▸ **Given task**: Give the listing again exactly, omitting its images.

○ ○ ○ ○ ○ ○ ○

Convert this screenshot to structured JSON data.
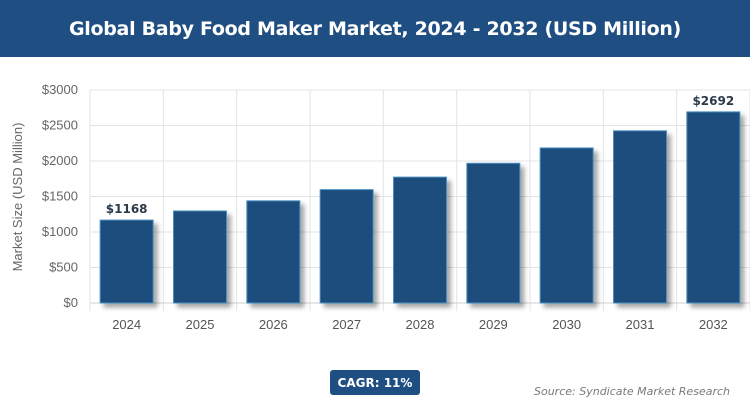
{
  "header": {
    "title": "Global Baby Food Maker Market, 2024 - 2032 (USD Million)"
  },
  "chart_data": {
    "type": "bar",
    "title": "Global Baby Food Maker Market, 2024 - 2032 (USD Million)",
    "xlabel": "",
    "ylabel": "Market Size (USD Million)",
    "categories": [
      "2024",
      "2025",
      "2026",
      "2027",
      "2028",
      "2029",
      "2030",
      "2031",
      "2032"
    ],
    "values": [
      1168,
      1296,
      1439,
      1597,
      1773,
      1968,
      2184,
      2425,
      2692
    ],
    "data_labels": {
      "0": "$1168",
      "8": "$2692"
    },
    "ylim": [
      0,
      3000
    ],
    "yticks": [
      0,
      500,
      1000,
      1500,
      2000,
      2500,
      3000
    ],
    "ytick_labels": [
      "$0",
      "$500",
      "$1000",
      "$1500",
      "$2000",
      "$2500",
      "$3000"
    ],
    "grid": true,
    "bar_color": "#1f4e7d",
    "bar_edge_color": "#4a90c2"
  },
  "badge": {
    "cagr": "CAGR: 11%"
  },
  "footer": {
    "source": "Source: Syndicate Market Research"
  }
}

○ ○ ○ ○ ○ ○ ○

▸ **Completed task**:
Convert this screenshot to structured JSON data.
{
  "header": {
    "title": "Global Baby Food Maker Market, 2024 - 2032 (USD Million)"
  },
  "chart_data": {
    "type": "bar",
    "title": "Global Baby Food Maker Market, 2024 - 2032 (USD Million)",
    "xlabel": "",
    "ylabel": "Market Size (USD Million)",
    "categories": [
      "2024",
      "2025",
      "2026",
      "2027",
      "2028",
      "2029",
      "2030",
      "2031",
      "2032"
    ],
    "values": [
      1168,
      1296,
      1439,
      1597,
      1773,
      1968,
      2184,
      2425,
      2692
    ],
    "data_labels": {
      "0": "$1168",
      "8": "$2692"
    },
    "ylim": [
      0,
      3000
    ],
    "yticks": [
      0,
      500,
      1000,
      1500,
      2000,
      2500,
      3000
    ],
    "ytick_labels": [
      "$0",
      "$500",
      "$1000",
      "$1500",
      "$2000",
      "$2500",
      "$3000"
    ],
    "grid": true,
    "bar_color": "#1f4e7d",
    "bar_edge_color": "#4a90c2"
  },
  "badge": {
    "cagr": "CAGR: 11%"
  },
  "footer": {
    "source": "Source: Syndicate Market Research"
  }
}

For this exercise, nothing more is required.